Instructions for the task: Copy out, from the entries below, each line holding the string "outputs".

Given records:

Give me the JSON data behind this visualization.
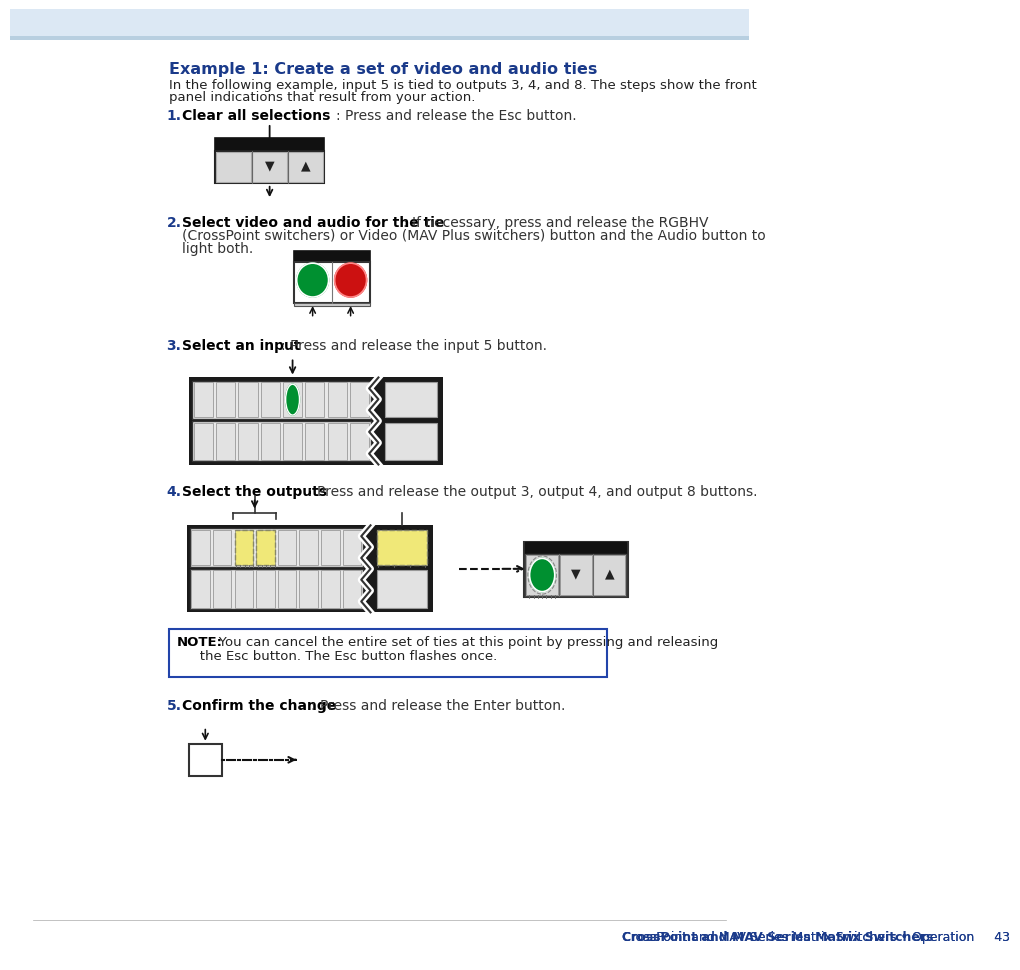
{
  "title": "Example 1: Create a set of video and audio ties",
  "title_color": "#1a3a8a",
  "bg_color": "#ffffff",
  "intro_text1": "In the following example, input 5 is tied to outputs 3, 4, and 8. The steps show the front",
  "intro_text2": "panel indications that result from your action.",
  "step1_bold": "Clear all selections",
  "step1_rest": ": Press and release the Esc button.",
  "step2_bold": "Select video and audio for the tie",
  "step2_rest1": ": If necessary, press and release the RGBHV",
  "step2_rest2": "(CrossPoint switchers) or Video (MAV Plus switchers) button and the Audio button to",
  "step2_rest3": "light both.",
  "step3_bold": "Select an input",
  "step3_rest": ": Press and release the input 5 button.",
  "step4_bold": "Select the outputs",
  "step4_rest": ": Press and release the output 3, output 4, and output 8 buttons.",
  "step5_bold": "Confirm the change",
  "step5_rest": ": Press and release the Enter button.",
  "note_bold": "NOTE:",
  "note_rest1": "   You can cancel the entire set of ties at this point by pressing and releasing",
  "note_rest2": "   the Esc button. The Esc button flashes once.",
  "footer_text": "CrossPoint and MAV Series Matrix Switchers • Operation     43",
  "num_color": "#1a3a8a",
  "note_border": "#2244aa"
}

Answer to this task:
  "intro_text1": "In the following example, input 5 is tied to outputs 3, 4, and 8. The steps show the front",
  "step4_bold": "Select the outputs",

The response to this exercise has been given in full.